+++ GIVEN INFORMATION

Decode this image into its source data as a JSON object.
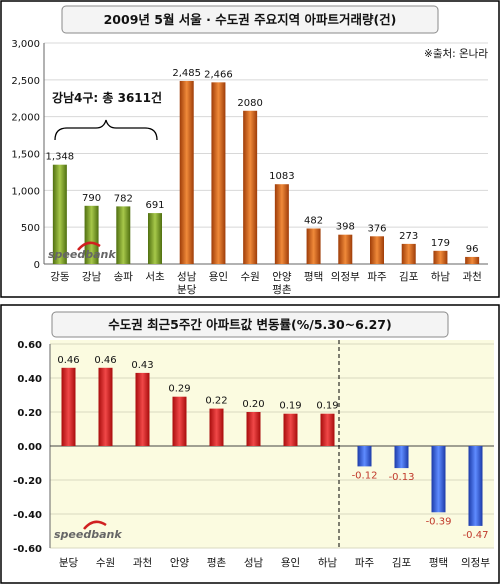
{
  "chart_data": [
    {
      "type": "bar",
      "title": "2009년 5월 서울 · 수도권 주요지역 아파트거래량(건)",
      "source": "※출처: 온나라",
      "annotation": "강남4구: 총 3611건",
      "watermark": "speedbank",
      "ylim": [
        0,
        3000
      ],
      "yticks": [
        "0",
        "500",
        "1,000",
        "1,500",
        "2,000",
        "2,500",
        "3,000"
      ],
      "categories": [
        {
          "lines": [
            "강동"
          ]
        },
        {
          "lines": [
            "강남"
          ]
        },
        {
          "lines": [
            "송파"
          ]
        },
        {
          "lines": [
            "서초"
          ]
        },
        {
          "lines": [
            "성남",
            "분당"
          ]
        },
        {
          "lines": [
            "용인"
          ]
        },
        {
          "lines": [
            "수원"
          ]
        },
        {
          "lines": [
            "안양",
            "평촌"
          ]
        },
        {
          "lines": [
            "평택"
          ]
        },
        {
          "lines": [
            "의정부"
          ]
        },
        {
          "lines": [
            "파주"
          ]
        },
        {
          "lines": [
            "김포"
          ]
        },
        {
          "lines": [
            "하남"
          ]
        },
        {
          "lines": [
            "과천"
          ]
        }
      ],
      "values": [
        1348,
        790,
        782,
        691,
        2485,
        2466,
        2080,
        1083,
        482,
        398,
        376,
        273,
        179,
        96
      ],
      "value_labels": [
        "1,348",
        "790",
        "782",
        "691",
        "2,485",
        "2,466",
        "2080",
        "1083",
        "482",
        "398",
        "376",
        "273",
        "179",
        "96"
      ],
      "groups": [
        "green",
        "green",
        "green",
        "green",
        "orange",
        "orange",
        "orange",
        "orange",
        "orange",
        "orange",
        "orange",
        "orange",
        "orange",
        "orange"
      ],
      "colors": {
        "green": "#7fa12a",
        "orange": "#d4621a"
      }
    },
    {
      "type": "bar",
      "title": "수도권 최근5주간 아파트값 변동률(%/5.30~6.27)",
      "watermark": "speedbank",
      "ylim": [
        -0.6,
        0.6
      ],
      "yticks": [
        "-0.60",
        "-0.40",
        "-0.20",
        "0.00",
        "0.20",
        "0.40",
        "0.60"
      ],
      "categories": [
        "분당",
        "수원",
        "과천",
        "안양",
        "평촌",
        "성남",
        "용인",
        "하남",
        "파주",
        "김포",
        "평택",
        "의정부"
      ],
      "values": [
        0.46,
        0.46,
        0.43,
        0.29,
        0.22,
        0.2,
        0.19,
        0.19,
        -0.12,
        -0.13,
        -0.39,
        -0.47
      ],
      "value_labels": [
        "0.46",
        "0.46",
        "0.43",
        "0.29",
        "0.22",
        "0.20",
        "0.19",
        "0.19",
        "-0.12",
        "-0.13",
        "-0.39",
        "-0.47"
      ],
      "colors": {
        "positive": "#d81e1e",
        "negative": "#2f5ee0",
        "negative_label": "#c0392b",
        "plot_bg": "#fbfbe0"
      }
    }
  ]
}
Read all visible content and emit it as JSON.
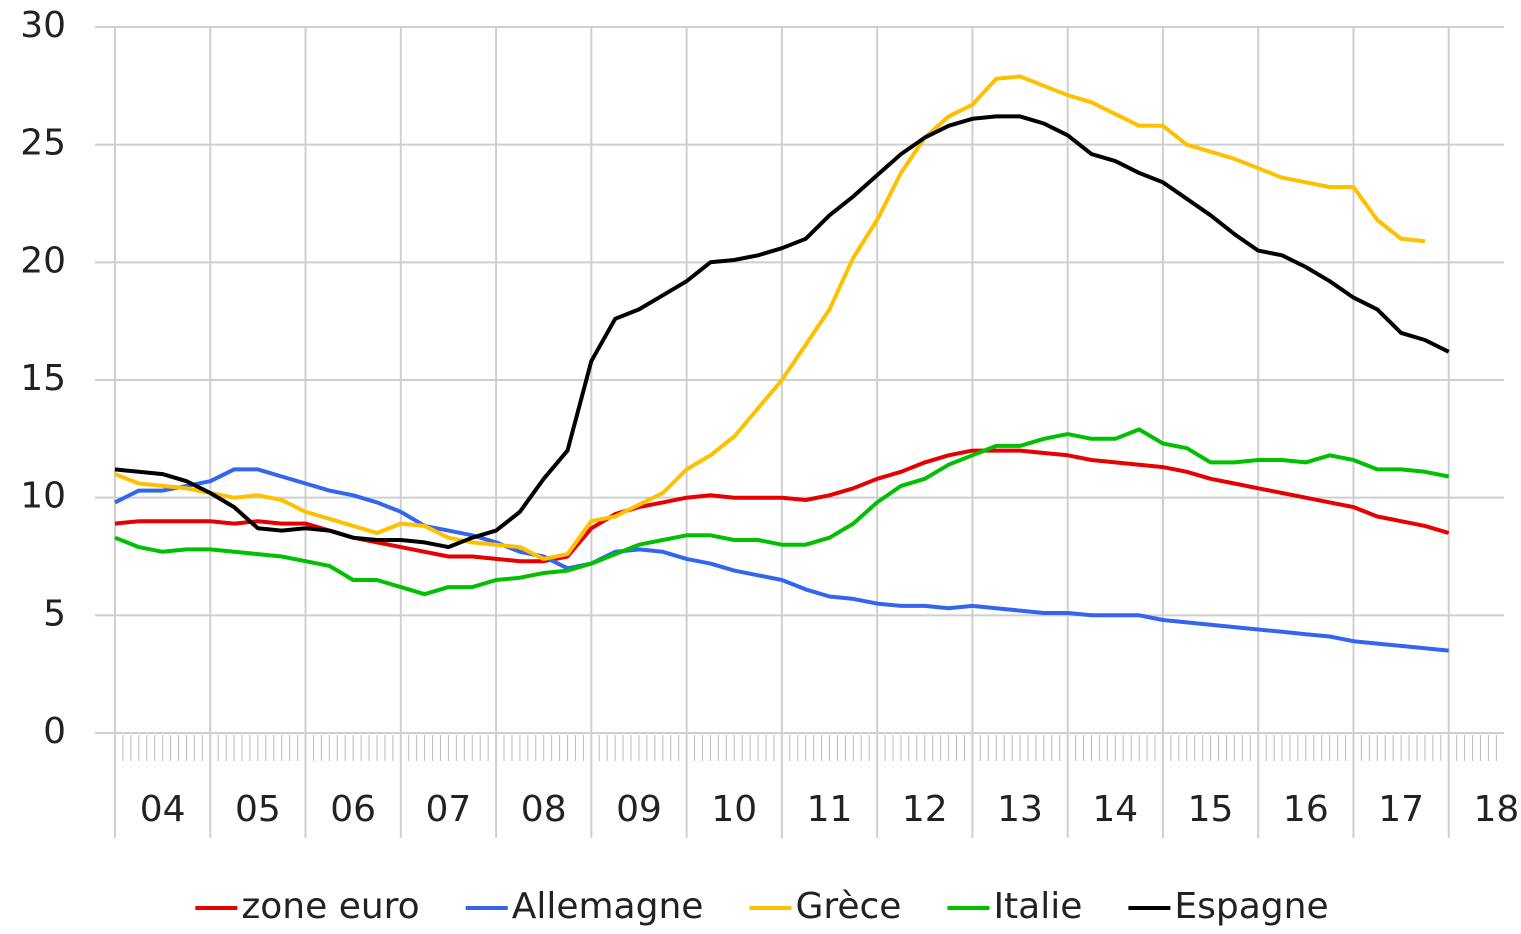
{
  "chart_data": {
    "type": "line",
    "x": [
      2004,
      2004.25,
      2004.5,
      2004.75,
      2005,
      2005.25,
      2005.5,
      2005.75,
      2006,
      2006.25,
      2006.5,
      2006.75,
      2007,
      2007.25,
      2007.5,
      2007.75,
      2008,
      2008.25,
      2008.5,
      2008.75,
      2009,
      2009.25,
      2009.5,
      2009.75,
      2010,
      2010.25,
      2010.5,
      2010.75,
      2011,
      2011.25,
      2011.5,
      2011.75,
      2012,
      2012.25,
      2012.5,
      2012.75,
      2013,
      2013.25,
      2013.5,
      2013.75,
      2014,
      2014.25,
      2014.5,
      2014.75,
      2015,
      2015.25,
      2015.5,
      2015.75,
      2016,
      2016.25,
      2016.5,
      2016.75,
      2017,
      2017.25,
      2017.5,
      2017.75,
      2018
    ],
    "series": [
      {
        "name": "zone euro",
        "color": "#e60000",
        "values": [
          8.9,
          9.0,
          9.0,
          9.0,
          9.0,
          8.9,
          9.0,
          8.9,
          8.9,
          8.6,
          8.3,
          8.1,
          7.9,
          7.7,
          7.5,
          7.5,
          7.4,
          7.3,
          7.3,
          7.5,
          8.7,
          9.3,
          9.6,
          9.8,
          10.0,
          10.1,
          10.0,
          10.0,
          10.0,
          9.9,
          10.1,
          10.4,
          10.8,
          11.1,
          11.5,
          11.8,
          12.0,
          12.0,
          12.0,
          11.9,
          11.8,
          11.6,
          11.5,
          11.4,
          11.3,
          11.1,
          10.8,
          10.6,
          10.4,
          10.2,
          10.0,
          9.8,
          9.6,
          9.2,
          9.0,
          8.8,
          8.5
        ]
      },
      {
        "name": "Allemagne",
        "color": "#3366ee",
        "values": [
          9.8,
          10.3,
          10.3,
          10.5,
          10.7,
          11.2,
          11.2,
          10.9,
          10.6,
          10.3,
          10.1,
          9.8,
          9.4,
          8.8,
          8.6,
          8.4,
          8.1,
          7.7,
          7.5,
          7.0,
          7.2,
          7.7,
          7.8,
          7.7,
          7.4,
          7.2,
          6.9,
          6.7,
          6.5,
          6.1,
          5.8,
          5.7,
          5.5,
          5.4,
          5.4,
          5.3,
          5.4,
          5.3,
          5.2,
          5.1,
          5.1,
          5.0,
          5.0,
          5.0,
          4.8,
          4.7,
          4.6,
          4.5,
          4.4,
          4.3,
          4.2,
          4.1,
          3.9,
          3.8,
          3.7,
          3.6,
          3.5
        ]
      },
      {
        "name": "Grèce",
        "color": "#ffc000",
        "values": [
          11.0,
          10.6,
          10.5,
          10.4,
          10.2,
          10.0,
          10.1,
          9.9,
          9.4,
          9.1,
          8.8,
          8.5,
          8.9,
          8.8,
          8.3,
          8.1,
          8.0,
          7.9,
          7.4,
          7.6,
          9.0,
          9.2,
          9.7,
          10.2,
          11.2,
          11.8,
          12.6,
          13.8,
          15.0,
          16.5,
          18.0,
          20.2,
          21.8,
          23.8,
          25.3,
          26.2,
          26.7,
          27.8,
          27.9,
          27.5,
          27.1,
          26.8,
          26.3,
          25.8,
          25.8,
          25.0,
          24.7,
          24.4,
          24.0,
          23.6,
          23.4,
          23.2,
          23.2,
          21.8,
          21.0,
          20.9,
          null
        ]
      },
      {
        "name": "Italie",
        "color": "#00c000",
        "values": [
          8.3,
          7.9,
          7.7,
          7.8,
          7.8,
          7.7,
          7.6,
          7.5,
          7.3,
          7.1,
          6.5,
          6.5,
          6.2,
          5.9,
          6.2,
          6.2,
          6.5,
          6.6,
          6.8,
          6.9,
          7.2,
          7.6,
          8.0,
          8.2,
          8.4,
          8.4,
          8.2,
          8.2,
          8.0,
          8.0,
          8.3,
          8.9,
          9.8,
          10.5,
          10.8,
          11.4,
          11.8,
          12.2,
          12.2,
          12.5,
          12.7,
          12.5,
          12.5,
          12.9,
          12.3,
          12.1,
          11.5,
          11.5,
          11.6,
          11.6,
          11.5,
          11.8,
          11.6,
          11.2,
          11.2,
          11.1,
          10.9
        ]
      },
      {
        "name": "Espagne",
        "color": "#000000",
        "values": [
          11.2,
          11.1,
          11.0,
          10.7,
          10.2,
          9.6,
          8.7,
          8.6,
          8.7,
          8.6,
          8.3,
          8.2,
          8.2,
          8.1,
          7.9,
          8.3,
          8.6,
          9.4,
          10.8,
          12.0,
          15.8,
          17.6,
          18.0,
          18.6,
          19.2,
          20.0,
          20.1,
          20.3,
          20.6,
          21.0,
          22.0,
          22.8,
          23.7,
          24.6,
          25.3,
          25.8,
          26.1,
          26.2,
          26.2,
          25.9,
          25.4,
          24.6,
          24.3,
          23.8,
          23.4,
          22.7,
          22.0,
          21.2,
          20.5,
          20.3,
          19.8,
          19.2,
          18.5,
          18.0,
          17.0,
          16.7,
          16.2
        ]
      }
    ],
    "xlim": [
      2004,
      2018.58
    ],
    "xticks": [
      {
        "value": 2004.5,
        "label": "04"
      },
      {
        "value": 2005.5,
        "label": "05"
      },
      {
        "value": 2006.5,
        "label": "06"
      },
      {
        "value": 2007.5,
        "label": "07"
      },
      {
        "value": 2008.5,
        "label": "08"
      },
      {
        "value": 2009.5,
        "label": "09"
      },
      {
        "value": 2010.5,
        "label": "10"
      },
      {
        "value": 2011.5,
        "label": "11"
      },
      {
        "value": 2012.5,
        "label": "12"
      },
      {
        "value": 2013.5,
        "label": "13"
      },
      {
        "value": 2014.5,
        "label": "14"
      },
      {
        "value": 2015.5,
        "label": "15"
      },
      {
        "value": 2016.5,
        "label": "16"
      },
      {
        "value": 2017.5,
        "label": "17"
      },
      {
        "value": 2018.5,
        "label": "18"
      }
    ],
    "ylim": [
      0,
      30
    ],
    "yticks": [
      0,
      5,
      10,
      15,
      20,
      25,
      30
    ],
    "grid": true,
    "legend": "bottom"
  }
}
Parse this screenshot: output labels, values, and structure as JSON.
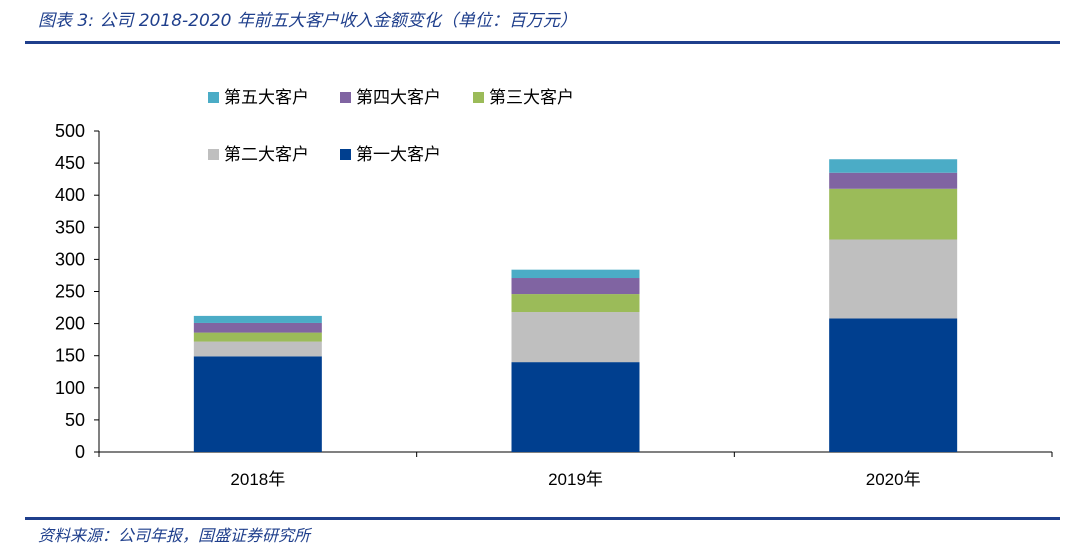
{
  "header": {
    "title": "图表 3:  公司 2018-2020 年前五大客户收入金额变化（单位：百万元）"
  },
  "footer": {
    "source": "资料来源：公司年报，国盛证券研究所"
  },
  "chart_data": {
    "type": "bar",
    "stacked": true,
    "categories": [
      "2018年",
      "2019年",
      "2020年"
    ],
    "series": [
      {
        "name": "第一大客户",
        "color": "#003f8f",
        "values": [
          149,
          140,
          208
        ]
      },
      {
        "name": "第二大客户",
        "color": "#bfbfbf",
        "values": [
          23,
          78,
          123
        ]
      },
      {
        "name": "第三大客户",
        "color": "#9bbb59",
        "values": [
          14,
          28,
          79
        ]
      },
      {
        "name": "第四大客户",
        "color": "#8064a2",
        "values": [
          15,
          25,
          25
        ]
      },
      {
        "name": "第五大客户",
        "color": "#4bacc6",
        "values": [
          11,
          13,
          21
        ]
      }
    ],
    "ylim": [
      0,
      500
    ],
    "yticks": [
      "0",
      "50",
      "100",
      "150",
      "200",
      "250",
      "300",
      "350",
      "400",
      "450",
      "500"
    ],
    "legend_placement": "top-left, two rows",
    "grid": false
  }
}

++++++

Return all lines with the word "title" in them.

      "title": "2009년 5월 서울 · 수도권 주요지역 아파트거래량(건)",
      "title": "수도권 최근5주간 아파트값 변동률(%/5.30~6.27)",
    "title": "图表 3:  公司 2018-2020 年前五大客户收入金额变化（单位：百万元）"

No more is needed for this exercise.